Requirements – Please transcribe the records precisely; pictures stay out of your copy.

--- START OF Task data ---

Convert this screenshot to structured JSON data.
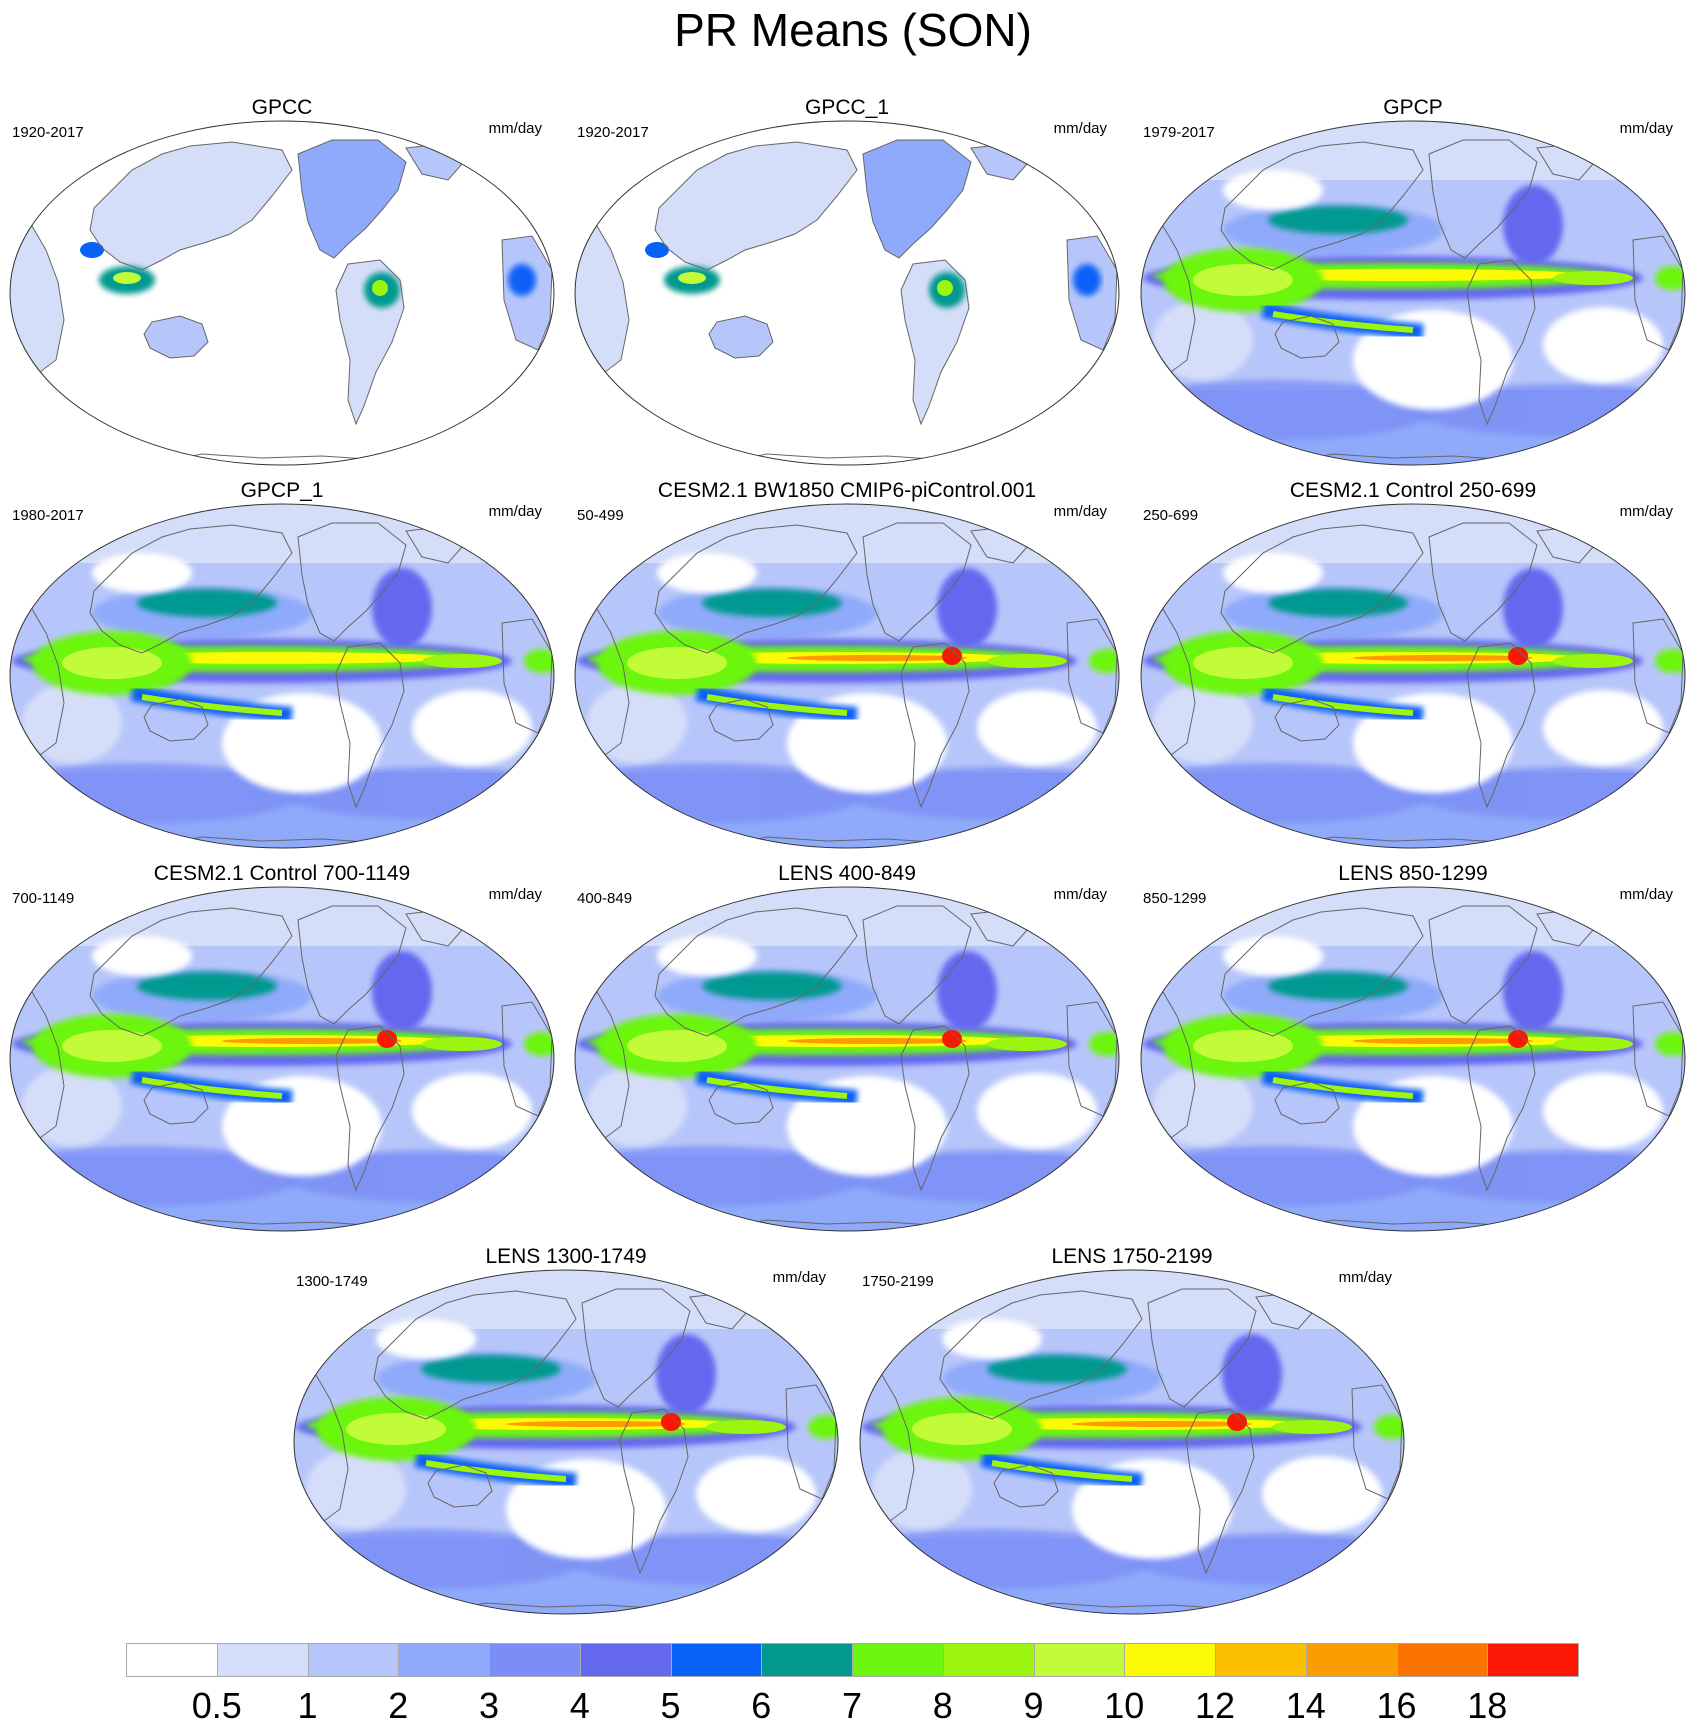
{
  "title": "PR Means (SON)",
  "units": "mm/day",
  "panels": [
    {
      "id": "gpcc",
      "title": "GPCC",
      "period": "1920-2017",
      "dataset": "obs-land"
    },
    {
      "id": "gpcc1",
      "title": "GPCC_1",
      "period": "1920-2017",
      "dataset": "obs-land"
    },
    {
      "id": "gpcp",
      "title": "GPCP",
      "period": "1979-2017",
      "dataset": "obs"
    },
    {
      "id": "gpcp1",
      "title": "GPCP_1",
      "period": "1980-2017",
      "dataset": "obs"
    },
    {
      "id": "cesm-bw1850",
      "title": "CESM2.1 BW1850 CMIP6-piControl.001",
      "period": "50-499",
      "dataset": "model"
    },
    {
      "id": "cesm-ctrl-250",
      "title": "CESM2.1 Control 250-699",
      "period": "250-699",
      "dataset": "model"
    },
    {
      "id": "cesm-ctrl-700",
      "title": "CESM2.1 Control 700-1149",
      "period": "700-1149",
      "dataset": "model"
    },
    {
      "id": "lens-400",
      "title": "LENS 400-849",
      "period": "400-849",
      "dataset": "model"
    },
    {
      "id": "lens-850",
      "title": "LENS 850-1299",
      "period": "850-1299",
      "dataset": "model"
    },
    {
      "id": "lens-1300",
      "title": "LENS 1300-1749",
      "period": "1300-1749",
      "dataset": "model"
    },
    {
      "id": "lens-1750",
      "title": "LENS 1750-2199",
      "period": "1750-2199",
      "dataset": "model"
    }
  ],
  "colorbar": {
    "labels": [
      "0.5",
      "1",
      "2",
      "3",
      "4",
      "5",
      "6",
      "7",
      "8",
      "9",
      "10",
      "12",
      "14",
      "16",
      "18"
    ],
    "colors": [
      "#ffffff",
      "#d5def9",
      "#b7c6fa",
      "#8faafa",
      "#7c8ef5",
      "#6468ef",
      "#0761f7",
      "#04998f",
      "#6cf50d",
      "#9cf50f",
      "#c2fb37",
      "#fcfa06",
      "#fcc000",
      "#fc9c00",
      "#fb7400",
      "#fb1704"
    ]
  },
  "map_colors": {
    "coast": "#666666",
    "border": "#555555"
  }
}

--- END OF Task data ---

Result of the exercise –
Convert this screenshot to structured JSON data.
{
  "title": "PR Means (SON)",
  "units": "mm/day",
  "panels": [
    {
      "id": "gpcc",
      "title": "GPCC",
      "period": "1920-2017",
      "dataset": "obs-land"
    },
    {
      "id": "gpcc1",
      "title": "GPCC_1",
      "period": "1920-2017",
      "dataset": "obs-land"
    },
    {
      "id": "gpcp",
      "title": "GPCP",
      "period": "1979-2017",
      "dataset": "obs"
    },
    {
      "id": "gpcp1",
      "title": "GPCP_1",
      "period": "1980-2017",
      "dataset": "obs"
    },
    {
      "id": "cesm-bw1850",
      "title": "CESM2.1 BW1850 CMIP6-piControl.001",
      "period": "50-499",
      "dataset": "model"
    },
    {
      "id": "cesm-ctrl-250",
      "title": "CESM2.1 Control 250-699",
      "period": "250-699",
      "dataset": "model"
    },
    {
      "id": "cesm-ctrl-700",
      "title": "CESM2.1 Control 700-1149",
      "period": "700-1149",
      "dataset": "model"
    },
    {
      "id": "lens-400",
      "title": "LENS 400-849",
      "period": "400-849",
      "dataset": "model"
    },
    {
      "id": "lens-850",
      "title": "LENS 850-1299",
      "period": "850-1299",
      "dataset": "model"
    },
    {
      "id": "lens-1300",
      "title": "LENS 1300-1749",
      "period": "1300-1749",
      "dataset": "model"
    },
    {
      "id": "lens-1750",
      "title": "LENS 1750-2199",
      "period": "1750-2199",
      "dataset": "model"
    }
  ],
  "colorbar": {
    "labels": [
      "0.5",
      "1",
      "2",
      "3",
      "4",
      "5",
      "6",
      "7",
      "8",
      "9",
      "10",
      "12",
      "14",
      "16",
      "18"
    ],
    "colors": [
      "#ffffff",
      "#d5def9",
      "#b7c6fa",
      "#8faafa",
      "#7c8ef5",
      "#6468ef",
      "#0761f7",
      "#04998f",
      "#6cf50d",
      "#9cf50f",
      "#c2fb37",
      "#fcfa06",
      "#fcc000",
      "#fc9c00",
      "#fb7400",
      "#fb1704"
    ]
  },
  "map_colors": {
    "coast": "#666666",
    "border": "#555555"
  }
}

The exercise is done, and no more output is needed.